From the listing below, pick out each line with the word "time".

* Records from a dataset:
━━━━━━━━━━━━━━━━
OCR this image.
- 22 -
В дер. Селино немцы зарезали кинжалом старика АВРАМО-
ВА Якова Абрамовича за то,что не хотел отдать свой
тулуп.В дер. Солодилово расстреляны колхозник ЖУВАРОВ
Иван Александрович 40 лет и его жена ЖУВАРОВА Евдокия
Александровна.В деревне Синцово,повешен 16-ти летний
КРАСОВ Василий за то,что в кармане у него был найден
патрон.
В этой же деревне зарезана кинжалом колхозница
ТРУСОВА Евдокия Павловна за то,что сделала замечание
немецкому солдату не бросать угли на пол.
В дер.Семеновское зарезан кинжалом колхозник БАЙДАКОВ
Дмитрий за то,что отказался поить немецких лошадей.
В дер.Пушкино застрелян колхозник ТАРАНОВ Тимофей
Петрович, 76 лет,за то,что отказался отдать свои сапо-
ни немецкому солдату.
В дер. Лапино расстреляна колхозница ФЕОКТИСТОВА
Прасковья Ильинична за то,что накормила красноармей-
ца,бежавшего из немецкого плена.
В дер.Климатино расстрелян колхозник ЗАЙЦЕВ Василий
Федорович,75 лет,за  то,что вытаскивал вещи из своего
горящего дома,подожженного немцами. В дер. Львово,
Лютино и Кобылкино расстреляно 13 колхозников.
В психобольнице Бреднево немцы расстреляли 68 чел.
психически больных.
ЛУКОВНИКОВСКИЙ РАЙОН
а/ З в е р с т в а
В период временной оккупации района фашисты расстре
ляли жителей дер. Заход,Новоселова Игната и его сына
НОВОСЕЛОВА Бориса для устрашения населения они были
━━━━━━━━━━━━━━━━
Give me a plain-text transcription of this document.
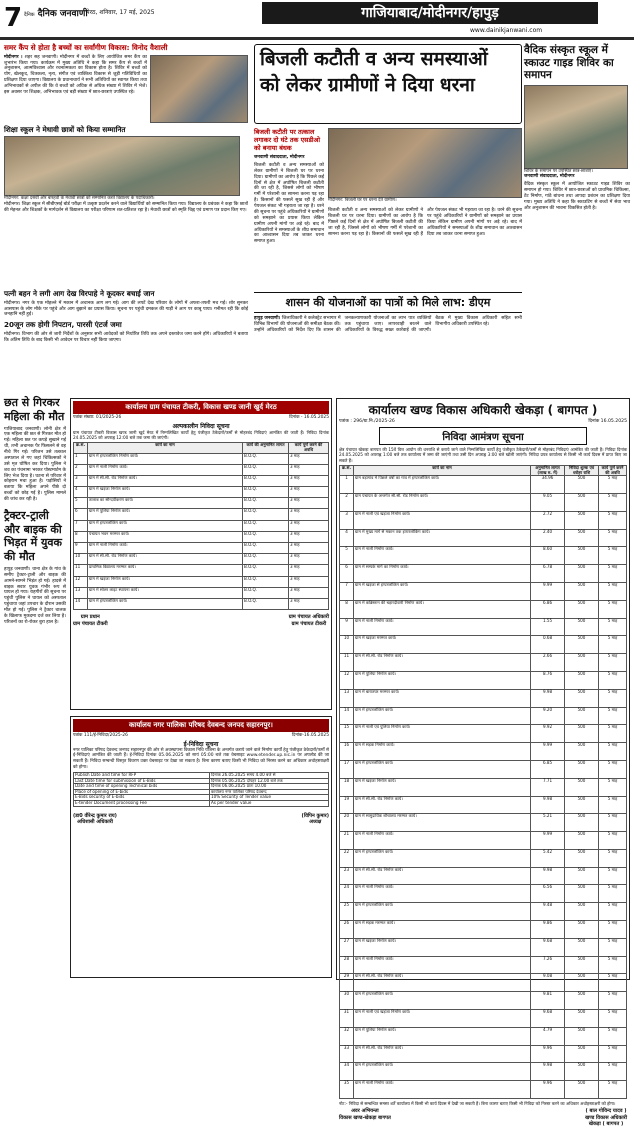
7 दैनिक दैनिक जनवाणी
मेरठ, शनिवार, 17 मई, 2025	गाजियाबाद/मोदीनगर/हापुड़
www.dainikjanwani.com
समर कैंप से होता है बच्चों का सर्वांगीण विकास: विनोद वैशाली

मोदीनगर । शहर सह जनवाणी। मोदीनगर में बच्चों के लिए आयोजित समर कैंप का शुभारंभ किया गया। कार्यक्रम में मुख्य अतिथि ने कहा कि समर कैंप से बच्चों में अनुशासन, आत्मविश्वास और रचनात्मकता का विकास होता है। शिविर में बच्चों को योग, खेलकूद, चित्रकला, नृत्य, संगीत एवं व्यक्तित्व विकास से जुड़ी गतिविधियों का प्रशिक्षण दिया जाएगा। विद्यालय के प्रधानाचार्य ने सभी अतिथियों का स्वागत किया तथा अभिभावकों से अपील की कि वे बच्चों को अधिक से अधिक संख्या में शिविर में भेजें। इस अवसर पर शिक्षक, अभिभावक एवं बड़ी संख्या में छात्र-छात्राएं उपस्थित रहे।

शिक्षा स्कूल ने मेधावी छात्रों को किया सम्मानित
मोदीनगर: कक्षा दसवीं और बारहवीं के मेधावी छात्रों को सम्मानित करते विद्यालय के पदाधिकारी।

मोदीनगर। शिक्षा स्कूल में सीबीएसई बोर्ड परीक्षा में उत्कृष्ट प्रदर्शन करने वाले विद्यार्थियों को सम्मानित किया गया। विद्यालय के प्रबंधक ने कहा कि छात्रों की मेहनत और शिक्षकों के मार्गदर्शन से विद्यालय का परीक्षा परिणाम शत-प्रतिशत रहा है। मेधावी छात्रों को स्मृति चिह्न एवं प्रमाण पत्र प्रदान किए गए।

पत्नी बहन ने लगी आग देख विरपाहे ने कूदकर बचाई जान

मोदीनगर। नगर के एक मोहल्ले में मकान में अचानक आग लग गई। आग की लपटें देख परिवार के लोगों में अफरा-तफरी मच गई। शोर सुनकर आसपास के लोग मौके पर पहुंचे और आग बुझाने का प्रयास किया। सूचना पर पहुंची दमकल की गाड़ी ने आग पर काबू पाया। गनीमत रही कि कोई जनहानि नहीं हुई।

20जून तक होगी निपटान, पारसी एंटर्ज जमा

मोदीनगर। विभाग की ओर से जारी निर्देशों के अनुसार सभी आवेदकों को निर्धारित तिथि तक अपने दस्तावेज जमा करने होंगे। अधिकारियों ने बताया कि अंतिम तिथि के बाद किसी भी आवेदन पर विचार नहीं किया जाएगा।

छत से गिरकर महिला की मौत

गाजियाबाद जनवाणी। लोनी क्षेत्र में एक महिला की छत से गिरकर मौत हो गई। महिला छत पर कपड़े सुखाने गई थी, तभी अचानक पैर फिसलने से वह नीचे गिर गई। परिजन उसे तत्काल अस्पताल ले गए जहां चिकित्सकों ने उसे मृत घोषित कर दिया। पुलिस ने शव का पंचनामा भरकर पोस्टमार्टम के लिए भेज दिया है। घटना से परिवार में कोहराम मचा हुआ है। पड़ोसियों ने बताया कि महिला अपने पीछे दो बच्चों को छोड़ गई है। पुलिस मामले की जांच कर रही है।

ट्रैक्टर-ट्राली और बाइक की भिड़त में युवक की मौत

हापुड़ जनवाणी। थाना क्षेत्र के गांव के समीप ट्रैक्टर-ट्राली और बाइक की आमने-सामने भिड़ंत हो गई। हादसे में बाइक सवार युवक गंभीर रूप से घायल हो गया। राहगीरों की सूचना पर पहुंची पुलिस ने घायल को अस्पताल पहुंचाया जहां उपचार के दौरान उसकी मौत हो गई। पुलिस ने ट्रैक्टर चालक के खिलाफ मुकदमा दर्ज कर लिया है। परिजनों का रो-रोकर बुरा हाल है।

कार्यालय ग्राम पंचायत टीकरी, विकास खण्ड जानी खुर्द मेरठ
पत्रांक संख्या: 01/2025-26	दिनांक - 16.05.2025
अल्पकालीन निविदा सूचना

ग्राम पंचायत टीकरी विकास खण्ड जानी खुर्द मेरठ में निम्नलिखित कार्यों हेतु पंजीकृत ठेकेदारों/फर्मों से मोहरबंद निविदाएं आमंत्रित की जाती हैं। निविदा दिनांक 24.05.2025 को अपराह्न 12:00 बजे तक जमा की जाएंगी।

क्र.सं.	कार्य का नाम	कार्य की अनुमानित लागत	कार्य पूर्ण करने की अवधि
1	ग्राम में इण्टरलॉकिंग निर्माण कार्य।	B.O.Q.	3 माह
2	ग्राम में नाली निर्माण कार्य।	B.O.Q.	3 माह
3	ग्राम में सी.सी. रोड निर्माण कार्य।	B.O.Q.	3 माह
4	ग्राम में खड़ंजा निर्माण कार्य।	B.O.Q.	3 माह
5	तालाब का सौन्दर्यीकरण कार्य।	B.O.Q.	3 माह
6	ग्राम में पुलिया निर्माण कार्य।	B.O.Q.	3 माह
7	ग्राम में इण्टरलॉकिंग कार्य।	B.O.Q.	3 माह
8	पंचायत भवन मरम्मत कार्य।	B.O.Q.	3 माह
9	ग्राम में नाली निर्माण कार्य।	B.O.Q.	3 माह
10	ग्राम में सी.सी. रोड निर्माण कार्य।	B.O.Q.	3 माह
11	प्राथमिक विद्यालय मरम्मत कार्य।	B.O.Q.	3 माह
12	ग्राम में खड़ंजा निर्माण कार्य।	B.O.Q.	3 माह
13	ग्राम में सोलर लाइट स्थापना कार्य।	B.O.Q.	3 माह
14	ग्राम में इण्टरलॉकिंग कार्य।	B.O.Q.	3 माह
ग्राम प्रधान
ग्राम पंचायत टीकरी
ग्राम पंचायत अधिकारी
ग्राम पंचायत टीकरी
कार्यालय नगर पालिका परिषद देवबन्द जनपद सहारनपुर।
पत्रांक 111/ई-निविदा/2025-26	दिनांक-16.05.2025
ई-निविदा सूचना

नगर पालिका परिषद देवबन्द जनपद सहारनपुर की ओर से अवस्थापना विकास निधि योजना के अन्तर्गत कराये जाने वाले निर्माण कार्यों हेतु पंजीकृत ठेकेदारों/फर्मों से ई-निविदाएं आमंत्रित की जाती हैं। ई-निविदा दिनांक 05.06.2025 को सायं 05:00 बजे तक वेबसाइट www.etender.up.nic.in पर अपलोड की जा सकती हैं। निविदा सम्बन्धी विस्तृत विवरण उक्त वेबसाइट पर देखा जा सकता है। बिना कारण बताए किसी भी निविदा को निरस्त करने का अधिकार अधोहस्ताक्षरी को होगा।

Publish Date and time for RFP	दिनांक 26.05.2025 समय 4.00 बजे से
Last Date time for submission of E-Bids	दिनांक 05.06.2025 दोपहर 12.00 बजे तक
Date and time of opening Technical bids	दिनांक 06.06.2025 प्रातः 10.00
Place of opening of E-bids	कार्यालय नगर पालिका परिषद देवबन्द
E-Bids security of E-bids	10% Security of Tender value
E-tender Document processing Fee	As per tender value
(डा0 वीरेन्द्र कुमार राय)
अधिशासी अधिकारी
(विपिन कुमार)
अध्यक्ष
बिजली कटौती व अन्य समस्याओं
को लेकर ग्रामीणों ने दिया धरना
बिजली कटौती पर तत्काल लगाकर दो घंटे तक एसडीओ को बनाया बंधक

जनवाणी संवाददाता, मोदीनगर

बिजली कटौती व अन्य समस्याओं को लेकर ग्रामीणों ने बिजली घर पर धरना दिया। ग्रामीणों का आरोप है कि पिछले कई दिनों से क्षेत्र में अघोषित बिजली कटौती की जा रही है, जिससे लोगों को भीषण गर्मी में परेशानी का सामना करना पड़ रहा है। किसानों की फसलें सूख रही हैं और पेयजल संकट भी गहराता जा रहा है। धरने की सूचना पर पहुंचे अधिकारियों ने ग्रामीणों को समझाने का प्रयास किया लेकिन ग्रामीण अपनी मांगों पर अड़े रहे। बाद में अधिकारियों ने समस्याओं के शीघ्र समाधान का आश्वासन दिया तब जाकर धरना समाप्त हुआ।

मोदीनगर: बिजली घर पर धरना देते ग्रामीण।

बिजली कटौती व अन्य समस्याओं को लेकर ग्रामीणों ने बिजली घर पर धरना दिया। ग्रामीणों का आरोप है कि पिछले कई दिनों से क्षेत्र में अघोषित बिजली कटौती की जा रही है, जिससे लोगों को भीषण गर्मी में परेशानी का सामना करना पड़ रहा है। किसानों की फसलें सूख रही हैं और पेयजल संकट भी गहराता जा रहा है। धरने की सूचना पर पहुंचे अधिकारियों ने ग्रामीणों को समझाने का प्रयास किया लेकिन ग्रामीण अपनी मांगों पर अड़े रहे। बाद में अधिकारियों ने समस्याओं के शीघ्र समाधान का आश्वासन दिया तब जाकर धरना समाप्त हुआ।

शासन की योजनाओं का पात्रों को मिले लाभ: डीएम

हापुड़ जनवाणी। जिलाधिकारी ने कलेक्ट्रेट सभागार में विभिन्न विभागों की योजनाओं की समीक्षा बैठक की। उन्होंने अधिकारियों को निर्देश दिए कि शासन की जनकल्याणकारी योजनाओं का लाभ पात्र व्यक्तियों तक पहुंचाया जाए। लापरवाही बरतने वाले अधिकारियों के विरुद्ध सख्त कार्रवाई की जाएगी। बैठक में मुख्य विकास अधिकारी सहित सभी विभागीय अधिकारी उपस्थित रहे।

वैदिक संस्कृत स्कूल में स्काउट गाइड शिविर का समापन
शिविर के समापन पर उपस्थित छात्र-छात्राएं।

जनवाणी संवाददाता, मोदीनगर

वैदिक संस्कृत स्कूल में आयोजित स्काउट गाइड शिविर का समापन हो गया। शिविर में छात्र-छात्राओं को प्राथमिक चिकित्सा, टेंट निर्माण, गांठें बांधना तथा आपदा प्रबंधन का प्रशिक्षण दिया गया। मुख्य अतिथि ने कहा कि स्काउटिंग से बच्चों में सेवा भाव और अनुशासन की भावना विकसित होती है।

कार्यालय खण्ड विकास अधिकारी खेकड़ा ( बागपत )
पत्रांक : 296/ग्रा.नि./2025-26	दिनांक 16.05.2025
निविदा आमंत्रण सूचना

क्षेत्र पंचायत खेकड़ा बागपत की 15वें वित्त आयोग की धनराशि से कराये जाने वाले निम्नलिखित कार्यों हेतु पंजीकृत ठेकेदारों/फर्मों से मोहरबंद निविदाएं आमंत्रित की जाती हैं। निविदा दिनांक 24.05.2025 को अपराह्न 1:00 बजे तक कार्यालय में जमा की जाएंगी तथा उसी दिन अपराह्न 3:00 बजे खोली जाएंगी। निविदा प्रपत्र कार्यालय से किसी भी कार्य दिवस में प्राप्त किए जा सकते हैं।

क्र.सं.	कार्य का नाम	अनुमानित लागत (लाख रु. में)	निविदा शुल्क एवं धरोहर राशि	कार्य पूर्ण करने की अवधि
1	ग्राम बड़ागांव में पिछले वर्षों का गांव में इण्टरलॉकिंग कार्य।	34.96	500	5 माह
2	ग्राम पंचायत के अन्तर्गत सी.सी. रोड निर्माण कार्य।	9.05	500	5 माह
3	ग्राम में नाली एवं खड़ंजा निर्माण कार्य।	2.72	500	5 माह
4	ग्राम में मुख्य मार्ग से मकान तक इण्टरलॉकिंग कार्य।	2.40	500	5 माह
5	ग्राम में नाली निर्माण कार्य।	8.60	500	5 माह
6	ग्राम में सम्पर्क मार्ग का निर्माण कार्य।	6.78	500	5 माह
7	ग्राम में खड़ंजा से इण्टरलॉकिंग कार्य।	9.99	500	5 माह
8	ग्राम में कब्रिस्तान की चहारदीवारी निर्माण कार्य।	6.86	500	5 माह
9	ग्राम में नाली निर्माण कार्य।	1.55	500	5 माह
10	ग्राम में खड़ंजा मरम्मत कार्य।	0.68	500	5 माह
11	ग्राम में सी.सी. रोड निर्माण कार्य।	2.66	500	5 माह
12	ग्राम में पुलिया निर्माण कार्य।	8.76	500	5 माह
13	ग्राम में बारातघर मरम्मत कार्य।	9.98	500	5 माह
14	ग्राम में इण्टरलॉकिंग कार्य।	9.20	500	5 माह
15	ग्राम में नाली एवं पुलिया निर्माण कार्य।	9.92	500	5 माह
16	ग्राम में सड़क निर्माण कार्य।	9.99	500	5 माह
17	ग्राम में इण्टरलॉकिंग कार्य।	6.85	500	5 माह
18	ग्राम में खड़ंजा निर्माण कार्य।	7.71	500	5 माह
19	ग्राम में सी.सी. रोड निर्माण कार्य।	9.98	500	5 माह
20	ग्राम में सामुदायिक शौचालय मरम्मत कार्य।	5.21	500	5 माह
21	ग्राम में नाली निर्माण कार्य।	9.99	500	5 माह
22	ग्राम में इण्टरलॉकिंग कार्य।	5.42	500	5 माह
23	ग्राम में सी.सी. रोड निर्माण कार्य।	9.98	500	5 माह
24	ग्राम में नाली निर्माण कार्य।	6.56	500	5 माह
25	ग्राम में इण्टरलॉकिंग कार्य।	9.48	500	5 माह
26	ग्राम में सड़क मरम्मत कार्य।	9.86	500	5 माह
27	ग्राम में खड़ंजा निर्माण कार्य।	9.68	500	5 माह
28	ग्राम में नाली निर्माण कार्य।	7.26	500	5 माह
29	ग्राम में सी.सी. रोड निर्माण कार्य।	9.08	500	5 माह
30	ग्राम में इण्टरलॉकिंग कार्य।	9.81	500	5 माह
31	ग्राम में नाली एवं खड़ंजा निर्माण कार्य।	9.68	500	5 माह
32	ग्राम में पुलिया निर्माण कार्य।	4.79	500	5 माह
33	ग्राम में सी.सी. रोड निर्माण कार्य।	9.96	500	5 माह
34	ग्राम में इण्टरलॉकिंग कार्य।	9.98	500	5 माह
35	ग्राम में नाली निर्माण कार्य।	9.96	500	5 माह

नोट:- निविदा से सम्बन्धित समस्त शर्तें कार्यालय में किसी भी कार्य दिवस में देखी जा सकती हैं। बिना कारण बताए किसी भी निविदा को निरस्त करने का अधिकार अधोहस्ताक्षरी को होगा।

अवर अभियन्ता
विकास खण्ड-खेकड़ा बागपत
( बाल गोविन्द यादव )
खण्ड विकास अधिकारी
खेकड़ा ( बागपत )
━━━━━━━━━━━━━━━━
* WORKED SOLUTION:
Publish Date and time for RFP	दिनांक 26.05.2025 समय 4.00 बजे से
Last Date time for submission of E-Bids	दिनांक 05.06.2025 दोपहर 12.00 बजे तक
Date and time of opening Technical bids	दिनांक 06.06.2025 प्रातः 10.00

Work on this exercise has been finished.